[DIRECTION] Quote the data below in full, please, without altering anything.
START DATA SECTION
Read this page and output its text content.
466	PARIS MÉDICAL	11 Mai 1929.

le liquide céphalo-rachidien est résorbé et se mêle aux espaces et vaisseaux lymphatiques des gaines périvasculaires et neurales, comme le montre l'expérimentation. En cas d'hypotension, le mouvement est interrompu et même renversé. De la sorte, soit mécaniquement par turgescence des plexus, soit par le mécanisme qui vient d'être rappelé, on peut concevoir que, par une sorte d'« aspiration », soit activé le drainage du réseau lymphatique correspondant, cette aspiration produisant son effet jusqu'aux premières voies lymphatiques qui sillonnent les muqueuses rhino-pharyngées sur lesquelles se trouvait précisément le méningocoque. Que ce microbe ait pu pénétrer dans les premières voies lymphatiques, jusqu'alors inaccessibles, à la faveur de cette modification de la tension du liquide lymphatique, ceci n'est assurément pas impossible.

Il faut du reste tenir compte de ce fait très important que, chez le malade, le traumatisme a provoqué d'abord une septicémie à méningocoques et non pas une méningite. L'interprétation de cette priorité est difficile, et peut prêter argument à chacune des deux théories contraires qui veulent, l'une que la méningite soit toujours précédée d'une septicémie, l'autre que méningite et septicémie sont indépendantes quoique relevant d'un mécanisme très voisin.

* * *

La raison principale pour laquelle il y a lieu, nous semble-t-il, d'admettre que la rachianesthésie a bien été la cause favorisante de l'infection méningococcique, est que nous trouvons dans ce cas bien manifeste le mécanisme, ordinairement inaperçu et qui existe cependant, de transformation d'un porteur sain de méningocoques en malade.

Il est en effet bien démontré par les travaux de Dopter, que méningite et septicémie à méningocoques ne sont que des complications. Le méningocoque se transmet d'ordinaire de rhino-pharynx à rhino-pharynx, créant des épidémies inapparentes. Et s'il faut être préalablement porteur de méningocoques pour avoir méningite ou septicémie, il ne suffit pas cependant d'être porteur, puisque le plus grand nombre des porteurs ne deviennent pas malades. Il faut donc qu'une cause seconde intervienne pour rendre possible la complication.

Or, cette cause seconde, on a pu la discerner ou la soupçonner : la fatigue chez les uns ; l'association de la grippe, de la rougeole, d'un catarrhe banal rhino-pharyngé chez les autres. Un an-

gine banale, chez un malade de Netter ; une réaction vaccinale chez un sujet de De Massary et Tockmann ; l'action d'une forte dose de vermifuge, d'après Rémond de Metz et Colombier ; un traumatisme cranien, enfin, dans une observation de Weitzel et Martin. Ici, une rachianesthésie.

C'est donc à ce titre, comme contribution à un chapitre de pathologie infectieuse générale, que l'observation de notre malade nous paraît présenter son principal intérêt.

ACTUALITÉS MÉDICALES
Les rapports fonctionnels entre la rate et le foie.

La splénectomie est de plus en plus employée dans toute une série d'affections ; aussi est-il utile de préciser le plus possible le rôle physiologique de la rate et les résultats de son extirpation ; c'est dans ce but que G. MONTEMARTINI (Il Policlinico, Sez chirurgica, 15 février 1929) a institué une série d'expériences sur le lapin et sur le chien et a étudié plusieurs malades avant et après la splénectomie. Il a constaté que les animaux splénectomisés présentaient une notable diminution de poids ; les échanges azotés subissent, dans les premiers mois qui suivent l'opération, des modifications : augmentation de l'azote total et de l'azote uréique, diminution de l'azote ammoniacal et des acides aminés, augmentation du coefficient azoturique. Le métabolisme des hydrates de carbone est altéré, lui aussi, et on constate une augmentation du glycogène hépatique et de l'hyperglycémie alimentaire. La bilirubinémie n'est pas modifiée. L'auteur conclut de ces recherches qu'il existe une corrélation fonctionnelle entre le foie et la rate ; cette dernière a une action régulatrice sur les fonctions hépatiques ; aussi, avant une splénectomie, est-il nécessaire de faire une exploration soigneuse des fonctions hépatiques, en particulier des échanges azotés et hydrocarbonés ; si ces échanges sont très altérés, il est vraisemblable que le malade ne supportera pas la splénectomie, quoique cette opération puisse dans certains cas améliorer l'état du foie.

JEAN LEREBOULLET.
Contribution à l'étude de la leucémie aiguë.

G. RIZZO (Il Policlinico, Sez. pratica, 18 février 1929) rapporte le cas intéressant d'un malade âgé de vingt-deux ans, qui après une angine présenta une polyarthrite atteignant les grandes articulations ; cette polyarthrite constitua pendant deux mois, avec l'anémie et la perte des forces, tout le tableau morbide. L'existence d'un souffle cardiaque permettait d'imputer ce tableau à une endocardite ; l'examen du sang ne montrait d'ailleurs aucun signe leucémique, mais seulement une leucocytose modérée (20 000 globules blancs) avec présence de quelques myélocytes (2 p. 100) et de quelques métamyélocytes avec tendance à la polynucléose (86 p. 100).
END DATA SECTION
[RESPONSE FOR THIS EXERCISE]
Read this page and output its text content.
466	PARIS MÉDICAL	11 Mai 1929.

le liquide céphalo-rachidien est résorbé et se mêle aux espaces et vaisseaux lymphatiques des gaines périvasculaires et neurales, comme le montre l'expérimentation. En cas d'hypotension, le mouvement est interrompu et même renversé. De la sorte, soit mécaniquement par turgescence des plexus, soit par le mécanisme qui vient d'être rappelé, on peut concevoir que, par une sorte d'« aspiration », soit activé le drainage du réseau lymphatique correspondant, cette aspiration produisant son effet jusqu'aux premières voies lymphatiques qui sillonnent les muqueuses rhino-pharyngées sur lesquelles se trouvait précisément le méningocoque. Que ce microbe ait pu pénétrer dans les premières voies lymphatiques, jusqu'alors inaccessibles, à la faveur de cette modification de la tension du liquide lymphatique, ceci n'est assurément pas impossible.

Il faut du reste tenir compte de ce fait très important que, chez le malade, le traumatisme a provoqué d'abord une septicémie à méningocoques et non pas une méningite. L'interprétation de cette priorité est difficile, et peut prêter argument à chacune des deux théories contraires qui veulent, l'une que la méningite soit toujours précédée d'une septicémie, l'autre que méningite et septicémie sont indépendantes quoique relevant d'un mécanisme très voisin.

* * *

La raison principale pour laquelle il y a lieu, nous semble-t-il, d'admettre que la rachianesthésie a bien été la cause favorisante de l'infection méningococcique, est que nous trouvons dans ce cas bien manifeste le mécanisme, ordinairement inaperçu et qui existe cependant, de transformation d'un porteur sain de méningocoques en malade.

Il est en effet bien démontré par les travaux de Dopter, que méningite et septicémie à méningocoques ne sont que des complications. Le méningocoque se transmet d'ordinaire de rhino-pharynx à rhino-pharynx, créant des épidémies inapparentes. Et s'il faut être préalablement porteur de méningocoques pour avoir méningite ou septicémie, il ne suffit pas cependant d'être porteur, puisque le plus grand nombre des porteurs ne deviennent pas malades. Il faut donc qu'une cause seconde intervienne pour rendre possible la complication.

Or, cette cause seconde, on a pu la discerner ou la soupçonner : la fatigue chez les uns ; l'association de la grippe, de la rougeole, d'un catarrhe banal rhino-pharyngé chez les autres. Un an-

gine banale, chez un malade de Netter ; une réaction vaccinale chez un sujet de De Massary et Tockmann ; l'action d'une forte dose de vermifuge, d'après Rémond de Metz et Colombier ; un traumatisme cranien, enfin, dans une observation de Weitzel et Martin. Ici, une rachianesthésie.

C'est donc à ce titre, comme contribution à un chapitre de pathologie infectieuse générale, que l'observation de notre malade nous paraît présenter son principal intérêt.

ACTUALITÉS MÉDICALES
Les rapports fonctionnels entre la rate et le foie.

La splénectomie est de plus en plus employée dans toute une série d'affections ; aussi est-il utile de préciser le plus possible le rôle physiologique de la rate et les résultats de son extirpation ; c'est dans ce but que G. MONTEMARTINI (Il Policlinico, Sez chirurgica, 15 février 1929) a institué une série d'expériences sur le lapin et sur le chien et a étudié plusieurs malades avant et après la splénectomie. Il a constaté que les animaux splénectomisés présentaient une notable diminution de poids ; les échanges azotés subissent, dans les premiers mois qui suivent l'opération, des modifications : augmentation de l'azote total et de l'azote uréique, diminution de l'azote ammoniacal et des acides aminés, augmentation du coefficient azoturique. Le métabolisme des hydrates de carbone est altéré, lui aussi, et on constate une augmentation du glycogène hépatique et de l'hyperglycémie alimentaire. La bilirubinémie n'est pas modifiée. L'auteur conclut de ces recherches qu'il existe une corrélation fonctionnelle entre le foie et la rate ; cette dernière a une action régulatrice sur les fonctions hépatiques ; aussi, avant une splénectomie, est-il nécessaire de faire une exploration soigneuse des fonctions hépatiques, en particulier des échanges azotés et hydrocarbonés ; si ces échanges sont très altérés, il est vraisemblable que le malade ne supportera pas la splénectomie, quoique cette opération puisse dans certains cas améliorer l'état du foie.

JEAN LEREBOULLET.
Contribution à l'étude de la leucémie aiguë.

G. RIZZO (Il Policlinico, Sez. pratica, 18 février 1929) rapporte le cas intéressant d'un malade âgé de vingt-deux ans, qui après une angine présenta une polyarthrite atteignant les grandes articulations ; cette polyarthrite constitua pendant deux mois, avec l'anémie et la perte des forces, tout le tableau morbide. L'existence d'un souffle cardiaque permettait d'imputer ce tableau à une endocardite ; l'examen du sang ne montrait d'ailleurs aucun signe leucémique, mais seulement une leucocytose modérée (20 000 globules blancs) avec présence de quelques myélocytes (2 p. 100) et de quelques métamyélocytes avec tendance à la polynucléose (86 p. 100).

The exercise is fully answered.